> [What this task involves]:
Without the pictures, give the entries below again exactly as written.

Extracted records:
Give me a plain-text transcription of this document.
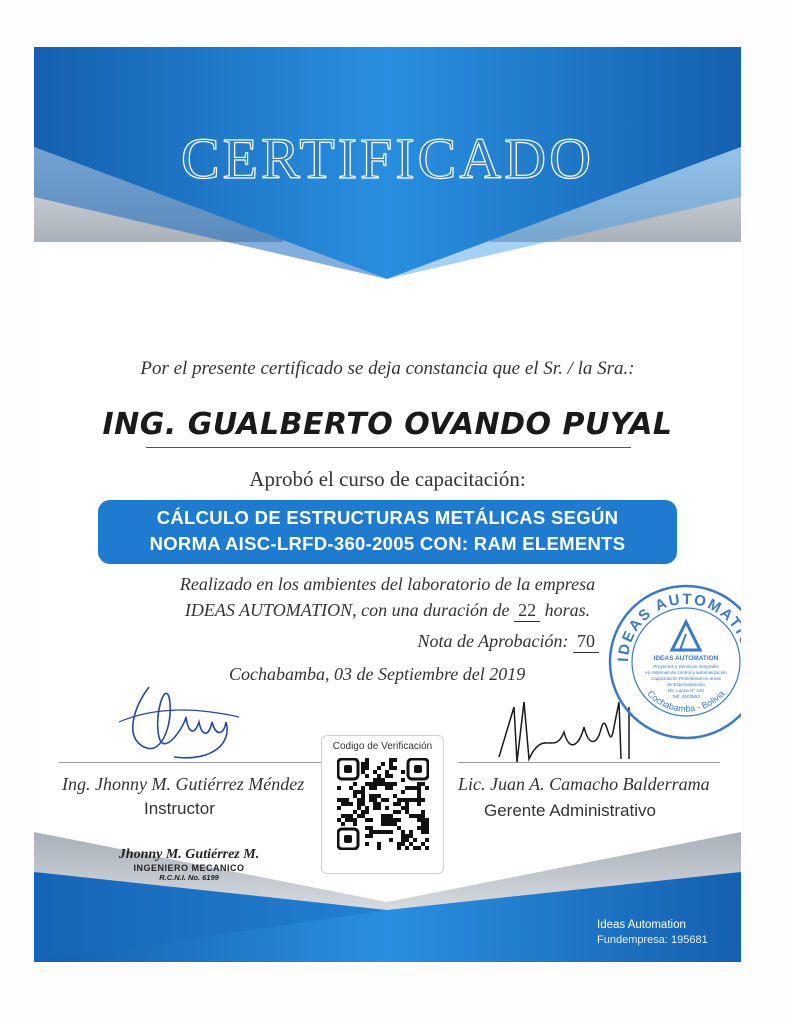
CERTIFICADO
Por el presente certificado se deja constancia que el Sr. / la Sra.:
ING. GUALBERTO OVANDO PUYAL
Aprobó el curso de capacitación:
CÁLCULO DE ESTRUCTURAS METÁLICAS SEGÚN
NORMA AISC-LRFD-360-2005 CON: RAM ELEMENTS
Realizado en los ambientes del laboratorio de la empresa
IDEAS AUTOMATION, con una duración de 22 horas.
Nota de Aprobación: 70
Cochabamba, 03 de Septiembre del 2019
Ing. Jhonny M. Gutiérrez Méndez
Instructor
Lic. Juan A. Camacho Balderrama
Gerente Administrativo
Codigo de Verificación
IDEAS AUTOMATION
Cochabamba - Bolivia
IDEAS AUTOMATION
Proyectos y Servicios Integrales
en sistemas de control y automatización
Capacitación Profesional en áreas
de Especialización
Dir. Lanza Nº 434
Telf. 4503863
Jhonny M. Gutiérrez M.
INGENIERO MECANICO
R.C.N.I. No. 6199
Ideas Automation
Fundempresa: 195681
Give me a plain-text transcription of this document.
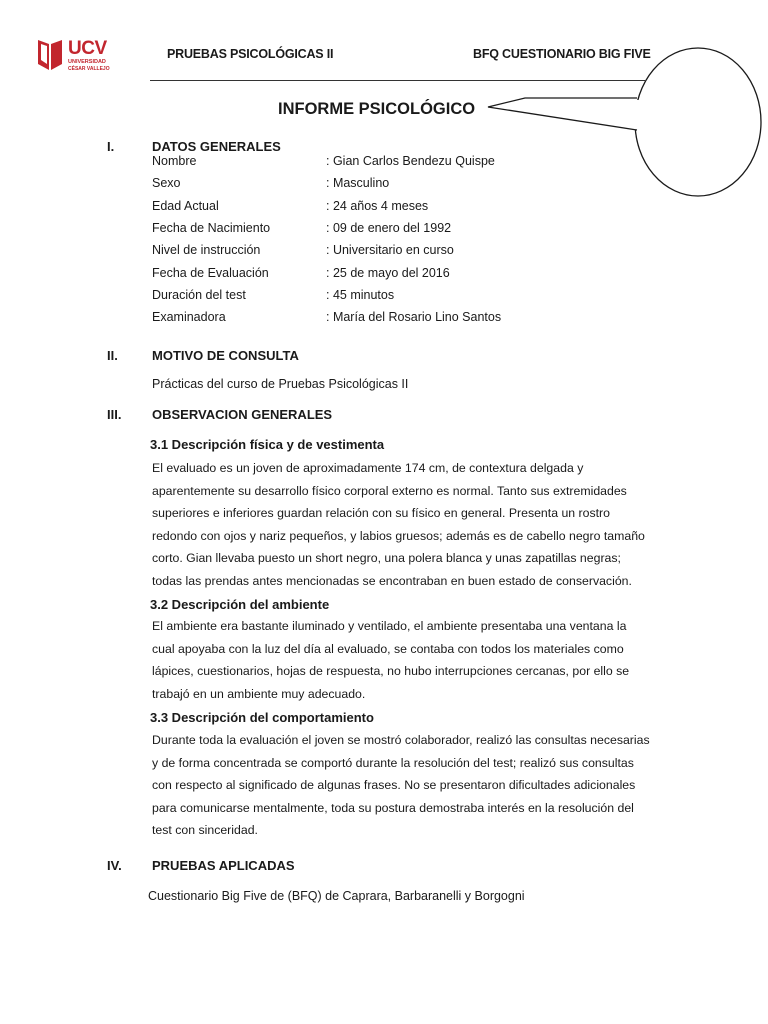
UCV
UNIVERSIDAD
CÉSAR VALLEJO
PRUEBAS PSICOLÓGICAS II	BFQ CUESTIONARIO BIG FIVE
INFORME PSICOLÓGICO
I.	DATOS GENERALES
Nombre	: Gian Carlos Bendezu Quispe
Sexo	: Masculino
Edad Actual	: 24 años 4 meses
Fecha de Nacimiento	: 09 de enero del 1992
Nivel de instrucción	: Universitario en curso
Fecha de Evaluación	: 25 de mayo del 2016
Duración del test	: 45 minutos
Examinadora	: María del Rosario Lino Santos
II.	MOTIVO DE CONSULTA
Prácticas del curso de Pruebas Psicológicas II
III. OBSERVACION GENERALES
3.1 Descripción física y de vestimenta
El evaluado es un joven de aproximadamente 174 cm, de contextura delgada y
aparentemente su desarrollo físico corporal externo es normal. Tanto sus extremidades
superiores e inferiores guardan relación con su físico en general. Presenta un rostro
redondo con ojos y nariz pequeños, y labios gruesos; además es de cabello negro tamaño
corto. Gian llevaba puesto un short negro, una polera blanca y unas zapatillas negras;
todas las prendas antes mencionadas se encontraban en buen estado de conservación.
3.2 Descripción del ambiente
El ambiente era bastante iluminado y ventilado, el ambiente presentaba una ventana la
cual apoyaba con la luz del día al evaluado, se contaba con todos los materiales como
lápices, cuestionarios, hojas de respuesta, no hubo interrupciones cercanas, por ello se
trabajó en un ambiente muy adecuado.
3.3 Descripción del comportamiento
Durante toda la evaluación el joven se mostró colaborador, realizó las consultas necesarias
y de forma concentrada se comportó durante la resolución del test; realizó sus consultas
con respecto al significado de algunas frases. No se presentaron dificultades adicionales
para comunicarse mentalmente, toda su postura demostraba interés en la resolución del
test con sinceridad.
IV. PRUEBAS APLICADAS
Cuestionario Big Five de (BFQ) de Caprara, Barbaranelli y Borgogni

> [Answer to this problem]:
Give me a plain-text transcription of this document.
CERTIFICADO
Por el presente certificado se deja constancia que el Sr. / la Sra.:
ING. GUALBERTO OVANDO PUYAL
Aprobó el curso de capacitación:
CÁLCULO DE ESTRUCTURAS METÁLICAS SEGÚN
NORMA AISC-LRFD-360-2005 CON: RAM ELEMENTS
Realizado en los ambientes del laboratorio de la empresa
IDEAS AUTOMATION, con una duración de 22 horas.
Nota de Aprobación: 70
Cochabamba, 03 de Septiembre del 2019
Ing. Jhonny M. Gutiérrez Méndez
Instructor
Lic. Juan A. Camacho Balderrama
Gerente Administrativo
Codigo de Verificación
IDEAS AUTOMATION
Cochabamba - Bolivia
IDEAS AUTOMATION
Proyectos y Servicios Integrales
en sistemas de control y automatización
Capacitación Profesional en áreas
de Especialización
Dir. Lanza Nº 434
Telf. 4503863
Jhonny M. Gutiérrez M.
INGENIERO MECANICO
R.C.N.I. No. 6199
Ideas Automation
Fundempresa: 195681
Give me a plain-text transcription of this document.
UCV
UNIVERSIDAD
CÉSAR VALLEJO
PRUEBAS PSICOLÓGICAS II	BFQ CUESTIONARIO BIG FIVE
INFORME PSICOLÓGICO
I.	DATOS GENERALES
Nombre	: Gian Carlos Bendezu Quispe
Sexo	: Masculino
Edad Actual	: 24 años 4 meses
Fecha de Nacimiento	: 09 de enero del 1992
Nivel de instrucción	: Universitario en curso
Fecha de Evaluación	: 25 de mayo del 2016
Duración del test	: 45 minutos
Examinadora	: María del Rosario Lino Santos
II.	MOTIVO DE CONSULTA
Prácticas del curso de Pruebas Psicológicas II
III. OBSERVACION GENERALES
3.1 Descripción física y de vestimenta
El evaluado es un joven de aproximadamente 174 cm, de contextura delgada y
aparentemente su desarrollo físico corporal externo es normal. Tanto sus extremidades
superiores e inferiores guardan relación con su físico en general. Presenta un rostro
redondo con ojos y nariz pequeños, y labios gruesos; además es de cabello negro tamaño
corto. Gian llevaba puesto un short negro, una polera blanca y unas zapatillas negras;
todas las prendas antes mencionadas se encontraban en buen estado de conservación.
3.2 Descripción del ambiente
El ambiente era bastante iluminado y ventilado, el ambiente presentaba una ventana la
cual apoyaba con la luz del día al evaluado, se contaba con todos los materiales como
lápices, cuestionarios, hojas de respuesta, no hubo interrupciones cercanas, por ello se
trabajó en un ambiente muy adecuado.
3.3 Descripción del comportamiento
Durante toda la evaluación el joven se mostró colaborador, realizó las consultas necesarias
y de forma concentrada se comportó durante la resolución del test; realizó sus consultas
con respecto al significado de algunas frases. No se presentaron dificultades adicionales
para comunicarse mentalmente, toda su postura demostraba interés en la resolución del
test con sinceridad.
IV. PRUEBAS APLICADAS
Cuestionario Big Five de (BFQ) de Caprara, Barbaranelli y Borgogni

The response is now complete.